→ **GOAL**:
Below are the records. Gather each line that holds "CLOSE".
* begin RECORDS PROVIDED *
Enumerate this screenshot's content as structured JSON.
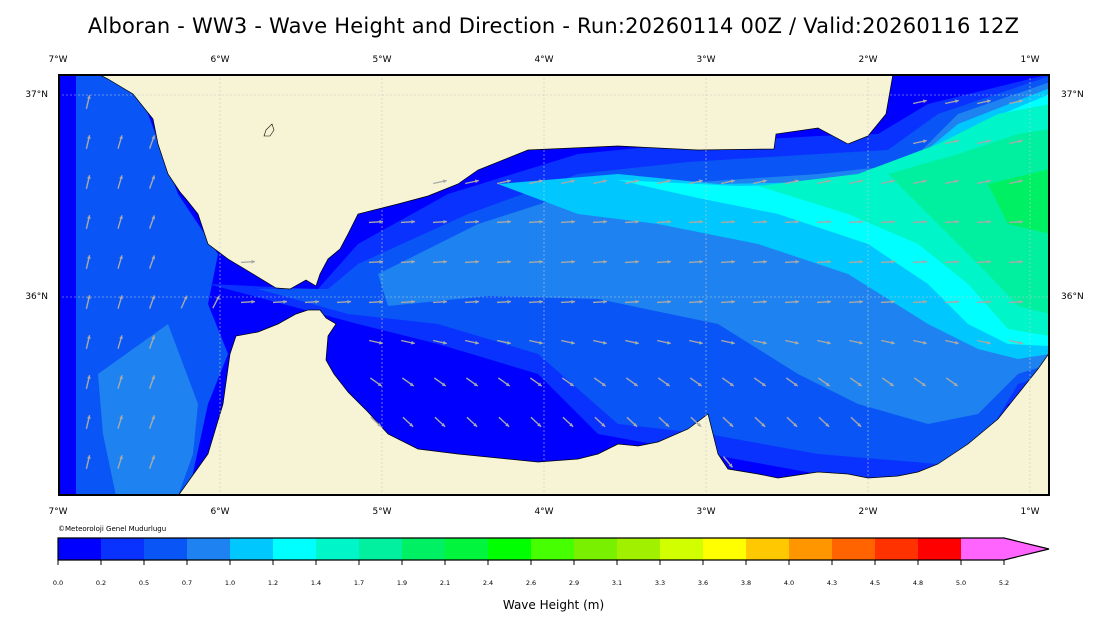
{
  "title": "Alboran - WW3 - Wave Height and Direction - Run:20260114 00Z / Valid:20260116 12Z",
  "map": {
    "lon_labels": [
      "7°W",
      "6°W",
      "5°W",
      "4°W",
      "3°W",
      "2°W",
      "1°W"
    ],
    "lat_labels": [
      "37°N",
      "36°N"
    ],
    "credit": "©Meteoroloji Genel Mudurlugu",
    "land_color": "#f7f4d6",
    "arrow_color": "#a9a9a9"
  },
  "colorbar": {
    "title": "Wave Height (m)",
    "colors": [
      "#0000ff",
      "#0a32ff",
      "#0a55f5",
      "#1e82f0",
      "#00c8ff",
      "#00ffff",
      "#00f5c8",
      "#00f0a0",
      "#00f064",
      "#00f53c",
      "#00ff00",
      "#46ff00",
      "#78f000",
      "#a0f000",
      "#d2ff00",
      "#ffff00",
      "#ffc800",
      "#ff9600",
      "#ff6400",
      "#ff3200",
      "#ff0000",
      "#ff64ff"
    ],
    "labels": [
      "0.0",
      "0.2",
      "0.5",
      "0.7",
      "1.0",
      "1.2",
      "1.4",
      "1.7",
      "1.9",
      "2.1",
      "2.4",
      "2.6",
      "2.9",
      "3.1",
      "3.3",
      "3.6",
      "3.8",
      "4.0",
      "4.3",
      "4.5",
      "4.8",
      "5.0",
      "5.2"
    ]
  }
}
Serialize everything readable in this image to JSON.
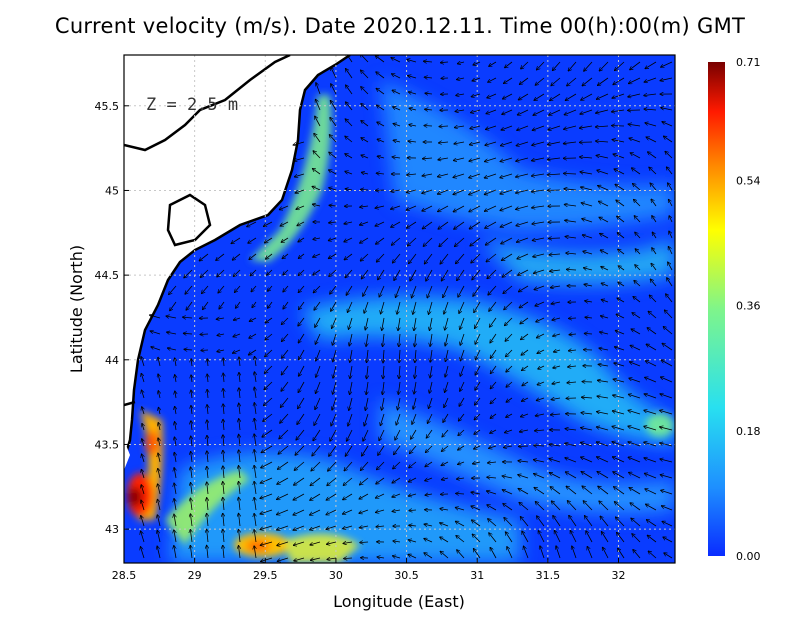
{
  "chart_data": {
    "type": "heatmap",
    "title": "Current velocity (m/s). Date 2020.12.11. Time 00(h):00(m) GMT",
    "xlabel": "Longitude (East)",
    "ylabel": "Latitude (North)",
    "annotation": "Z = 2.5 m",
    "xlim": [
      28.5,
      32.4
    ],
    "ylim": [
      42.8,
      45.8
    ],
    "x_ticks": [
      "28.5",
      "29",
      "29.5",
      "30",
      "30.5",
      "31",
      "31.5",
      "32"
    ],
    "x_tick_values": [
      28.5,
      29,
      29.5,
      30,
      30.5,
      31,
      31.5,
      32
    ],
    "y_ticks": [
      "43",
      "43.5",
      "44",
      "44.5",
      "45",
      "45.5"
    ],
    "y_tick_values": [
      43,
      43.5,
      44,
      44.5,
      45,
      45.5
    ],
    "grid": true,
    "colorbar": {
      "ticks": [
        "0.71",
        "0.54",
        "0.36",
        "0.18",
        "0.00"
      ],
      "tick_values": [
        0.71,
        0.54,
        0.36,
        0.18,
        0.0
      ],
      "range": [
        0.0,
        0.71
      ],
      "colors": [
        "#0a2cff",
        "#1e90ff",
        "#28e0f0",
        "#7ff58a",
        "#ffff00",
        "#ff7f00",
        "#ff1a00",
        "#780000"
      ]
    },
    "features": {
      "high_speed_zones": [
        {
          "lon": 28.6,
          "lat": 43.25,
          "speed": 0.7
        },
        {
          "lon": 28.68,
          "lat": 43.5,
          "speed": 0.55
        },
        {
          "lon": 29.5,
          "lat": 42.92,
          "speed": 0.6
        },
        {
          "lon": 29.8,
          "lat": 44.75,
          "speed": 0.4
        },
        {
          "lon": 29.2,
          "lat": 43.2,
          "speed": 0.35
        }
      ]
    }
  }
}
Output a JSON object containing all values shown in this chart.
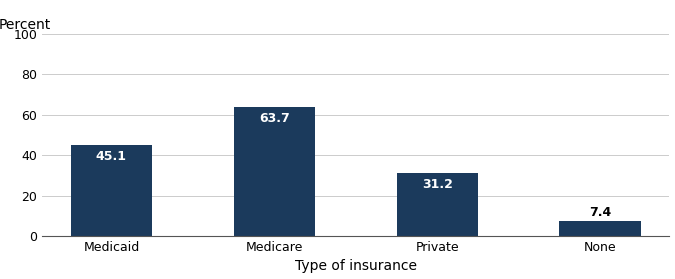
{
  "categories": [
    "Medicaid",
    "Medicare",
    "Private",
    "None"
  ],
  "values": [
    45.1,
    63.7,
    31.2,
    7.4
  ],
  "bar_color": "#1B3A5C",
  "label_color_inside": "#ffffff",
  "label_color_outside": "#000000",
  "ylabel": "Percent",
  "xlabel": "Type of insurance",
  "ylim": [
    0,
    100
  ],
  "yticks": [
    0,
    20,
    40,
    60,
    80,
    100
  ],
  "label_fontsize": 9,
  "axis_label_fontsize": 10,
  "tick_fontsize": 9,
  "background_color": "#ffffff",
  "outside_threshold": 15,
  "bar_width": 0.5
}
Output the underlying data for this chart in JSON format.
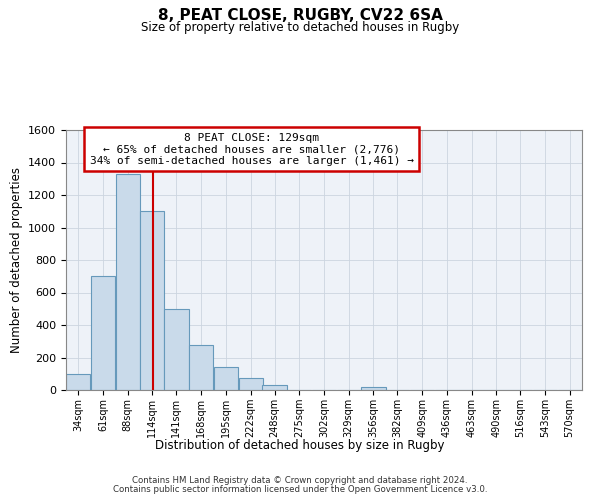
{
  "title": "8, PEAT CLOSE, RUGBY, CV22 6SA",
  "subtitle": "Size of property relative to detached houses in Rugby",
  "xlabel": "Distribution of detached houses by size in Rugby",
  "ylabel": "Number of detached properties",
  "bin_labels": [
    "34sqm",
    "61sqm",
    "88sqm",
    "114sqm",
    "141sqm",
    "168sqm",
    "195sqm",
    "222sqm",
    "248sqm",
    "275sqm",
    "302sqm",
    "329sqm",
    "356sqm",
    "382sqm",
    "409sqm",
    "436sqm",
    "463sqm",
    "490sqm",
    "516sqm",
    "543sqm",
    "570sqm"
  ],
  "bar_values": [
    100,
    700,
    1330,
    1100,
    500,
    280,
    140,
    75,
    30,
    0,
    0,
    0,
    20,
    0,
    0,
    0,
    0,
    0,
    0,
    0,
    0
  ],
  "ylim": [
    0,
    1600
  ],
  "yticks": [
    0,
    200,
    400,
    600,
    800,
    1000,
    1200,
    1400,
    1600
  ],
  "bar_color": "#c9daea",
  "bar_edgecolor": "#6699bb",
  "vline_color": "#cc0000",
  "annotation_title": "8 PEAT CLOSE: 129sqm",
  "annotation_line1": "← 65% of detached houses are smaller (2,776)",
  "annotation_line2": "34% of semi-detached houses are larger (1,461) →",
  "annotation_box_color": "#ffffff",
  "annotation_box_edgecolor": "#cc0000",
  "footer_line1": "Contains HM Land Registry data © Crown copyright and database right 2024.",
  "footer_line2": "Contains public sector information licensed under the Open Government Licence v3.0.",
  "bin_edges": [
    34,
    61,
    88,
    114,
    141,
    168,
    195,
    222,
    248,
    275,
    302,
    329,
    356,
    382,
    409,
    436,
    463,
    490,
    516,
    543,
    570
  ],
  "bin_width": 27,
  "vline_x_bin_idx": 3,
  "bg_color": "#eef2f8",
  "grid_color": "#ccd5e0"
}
* end RECORDS PROVIDED *
→ **OUTPUT FOR THIS TASK**:
  "title": "8, PEAT CLOSE, RUGBY, CV22 6SA",
  "annotation_title": "8 PEAT CLOSE: 129sqm",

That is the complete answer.